* _WHAT THE EXERCISE ASKS_
Make an exact copy of the entries, and keep any pictures out of it.

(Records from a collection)
□ □ □ □
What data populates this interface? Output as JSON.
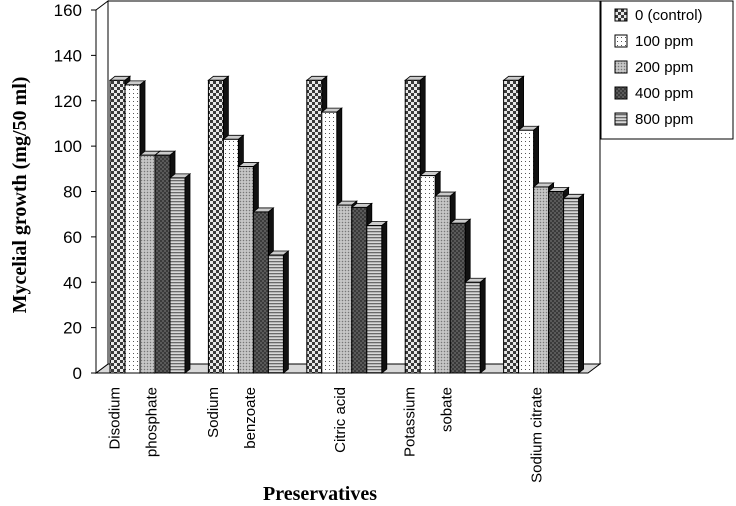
{
  "chart_data": {
    "type": "bar",
    "title": "",
    "xlabel": "Preservatives",
    "ylabel": "Mycelial growth (mg/50 ml)",
    "ylim": [
      0,
      160
    ],
    "yticks": [
      0,
      20,
      40,
      60,
      80,
      100,
      120,
      140,
      160
    ],
    "categories": [
      [
        "Disodium",
        "phosphate"
      ],
      [
        "Sodium",
        "benzoate"
      ],
      [
        "Citric acid"
      ],
      [
        "Potassium",
        "sobate"
      ],
      [
        "Sodium citrate"
      ]
    ],
    "series": [
      {
        "name": "0  (control)",
        "values": [
          129,
          129,
          129,
          129,
          129
        ]
      },
      {
        "name": "100  ppm",
        "values": [
          127,
          103,
          115,
          87,
          107
        ]
      },
      {
        "name": "200  ppm",
        "values": [
          96,
          91,
          74,
          78,
          82
        ]
      },
      {
        "name": "400  ppm",
        "values": [
          96,
          71,
          73,
          66,
          80
        ]
      },
      {
        "name": "800  ppm",
        "values": [
          86,
          52,
          65,
          40,
          77
        ]
      }
    ],
    "legend_position": "top-right",
    "grid": false
  }
}
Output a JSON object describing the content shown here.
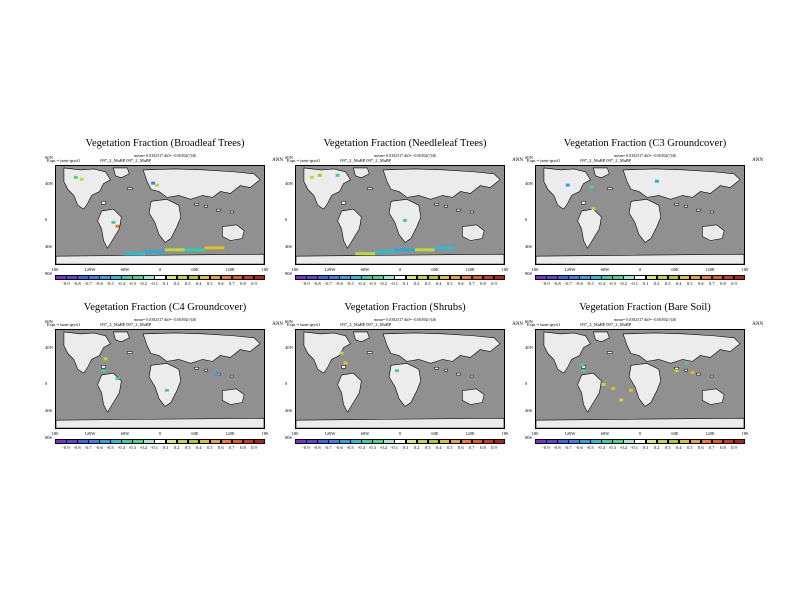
{
  "panels": [
    {
      "title": "Vegetation Fraction (Broadleaf Trees)",
      "subtitle": "mean= 0.0392317 diff= -0.00392(?)40",
      "expt": "Expt = tamt-tpyti1",
      "expt_id": "097_2_MaBP  097_2_MaBP",
      "season": "ANN"
    },
    {
      "title": "Vegetation Fraction (Needleleaf Trees)",
      "subtitle": "mean= 0.0392317 diff= -0.00392(?)40",
      "expt": "Expt = tamt-tpyti1",
      "expt_id": "097_2_MaBP  097_2_MaBP",
      "season": "ANN"
    },
    {
      "title": "Vegetation Fraction (C3 Groundcover)",
      "subtitle": "mean= 0.0392317 diff= -0.00392(?)40",
      "expt": "Expt = tamt-tpyti1",
      "expt_id": "097_2_MaBP  097_2_MaBP",
      "season": "ANN"
    },
    {
      "title": "Vegetation Fraction (C4 Groundcover)",
      "subtitle": "mean= 0.0392317 diff= -0.00392(?)40",
      "expt": "Expt = tamt-tpyti1",
      "expt_id": "097_2_MaBP  097_2_MaBP",
      "season": "ANN"
    },
    {
      "title": "Vegetation Fraction (Shrubs)",
      "subtitle": "mean= 0.0392317 diff= -0.00392(?)40",
      "expt": "Expt = tamt-tpyti1",
      "expt_id": "097_2_MaBP  097_2_MaBP",
      "season": "ANN"
    },
    {
      "title": "Vegetation Fraction (Bare Soil)",
      "subtitle": "mean= 0.0392317 diff= -0.00392(?)40",
      "expt": "Expt = tamt-tpyti1",
      "expt_id": "097_2_MaBP  097_2_MaBP",
      "season": "ANN"
    }
  ],
  "lat_labels": [
    "60N",
    "40N",
    "0",
    "40S",
    "80S"
  ],
  "lon_labels": [
    "180",
    "120W",
    "60W",
    "0",
    "60E",
    "120E",
    "180"
  ],
  "colorbar": {
    "labels": [
      "-0.9",
      "-0.8",
      "-0.7",
      "-0.6",
      "-0.5",
      "-0.4",
      "-0.3",
      "-0.2",
      "-0.1",
      "0.1",
      "0.2",
      "0.3",
      "0.4",
      "0.5",
      "0.6",
      "0.7",
      "0.8",
      "0.9"
    ],
    "colors": [
      "#7b2fd0",
      "#5a44e0",
      "#3a62ee",
      "#2e86f0",
      "#23a7e8",
      "#1fc3d6",
      "#2ad0b0",
      "#3fd78a",
      "#9de6c8",
      "#ffffff",
      "#d8ec6a",
      "#c2d82c",
      "#b0c91e",
      "#e0c21c",
      "#f0a21a",
      "#ef7c18",
      "#e85a16",
      "#d8321a",
      "#c01c20"
    ]
  },
  "colors": {
    "ocean": "#909090",
    "land": "#ececec",
    "coast": "#000000"
  }
}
□ □ □ □
* _CORRECT RESULT_
What data populates this interface? Output as JSON.
{
  "chart_data": {
    "type": "bar",
    "title": "",
    "xlabel": "Preservatives",
    "ylabel": "Mycelial growth (mg/50 ml)",
    "ylim": [
      0,
      160
    ],
    "yticks": [
      0,
      20,
      40,
      60,
      80,
      100,
      120,
      140,
      160
    ],
    "categories": [
      [
        "Disodium",
        "phosphate"
      ],
      [
        "Sodium",
        "benzoate"
      ],
      [
        "Citric acid"
      ],
      [
        "Potassium",
        "sobate"
      ],
      [
        "Sodium citrate"
      ]
    ],
    "series": [
      {
        "name": "0  (control)",
        "values": [
          129,
          129,
          129,
          129,
          129
        ]
      },
      {
        "name": "100  ppm",
        "values": [
          127,
          103,
          115,
          87,
          107
        ]
      },
      {
        "name": "200  ppm",
        "values": [
          96,
          91,
          74,
          78,
          82
        ]
      },
      {
        "name": "400  ppm",
        "values": [
          96,
          71,
          73,
          66,
          80
        ]
      },
      {
        "name": "800  ppm",
        "values": [
          86,
          52,
          65,
          40,
          77
        ]
      }
    ],
    "legend_position": "top-right",
    "grid": false
  }
}
Output a JSON object describing the content shown here.
{
  "panels": [
    {
      "title": "Vegetation Fraction (Broadleaf Trees)",
      "subtitle": "mean= 0.0392317 diff= -0.00392(?)40",
      "expt": "Expt = tamt-tpyti1",
      "expt_id": "097_2_MaBP  097_2_MaBP",
      "season": "ANN"
    },
    {
      "title": "Vegetation Fraction (Needleleaf Trees)",
      "subtitle": "mean= 0.0392317 diff= -0.00392(?)40",
      "expt": "Expt = tamt-tpyti1",
      "expt_id": "097_2_MaBP  097_2_MaBP",
      "season": "ANN"
    },
    {
      "title": "Vegetation Fraction (C3 Groundcover)",
      "subtitle": "mean= 0.0392317 diff= -0.00392(?)40",
      "expt": "Expt = tamt-tpyti1",
      "expt_id": "097_2_MaBP  097_2_MaBP",
      "season": "ANN"
    },
    {
      "title": "Vegetation Fraction (C4 Groundcover)",
      "subtitle": "mean= 0.0392317 diff= -0.00392(?)40",
      "expt": "Expt = tamt-tpyti1",
      "expt_id": "097_2_MaBP  097_2_MaBP",
      "season": "ANN"
    },
    {
      "title": "Vegetation Fraction (Shrubs)",
      "subtitle": "mean= 0.0392317 diff= -0.00392(?)40",
      "expt": "Expt = tamt-tpyti1",
      "expt_id": "097_2_MaBP  097_2_MaBP",
      "season": "ANN"
    },
    {
      "title": "Vegetation Fraction (Bare Soil)",
      "subtitle": "mean= 0.0392317 diff= -0.00392(?)40",
      "expt": "Expt = tamt-tpyti1",
      "expt_id": "097_2_MaBP  097_2_MaBP",
      "season": "ANN"
    }
  ],
  "lat_labels": [
    "60N",
    "40N",
    "0",
    "40S",
    "80S"
  ],
  "lon_labels": [
    "180",
    "120W",
    "60W",
    "0",
    "60E",
    "120E",
    "180"
  ],
  "colorbar": {
    "labels": [
      "-0.9",
      "-0.8",
      "-0.7",
      "-0.6",
      "-0.5",
      "-0.4",
      "-0.3",
      "-0.2",
      "-0.1",
      "0.1",
      "0.2",
      "0.3",
      "0.4",
      "0.5",
      "0.6",
      "0.7",
      "0.8",
      "0.9"
    ],
    "colors": [
      "#7b2fd0",
      "#5a44e0",
      "#3a62ee",
      "#2e86f0",
      "#23a7e8",
      "#1fc3d6",
      "#2ad0b0",
      "#3fd78a",
      "#9de6c8",
      "#ffffff",
      "#d8ec6a",
      "#c2d82c",
      "#b0c91e",
      "#e0c21c",
      "#f0a21a",
      "#ef7c18",
      "#e85a16",
      "#d8321a",
      "#c01c20"
    ]
  },
  "colors": {
    "ocean": "#909090",
    "land": "#ececec",
    "coast": "#000000"
  }
}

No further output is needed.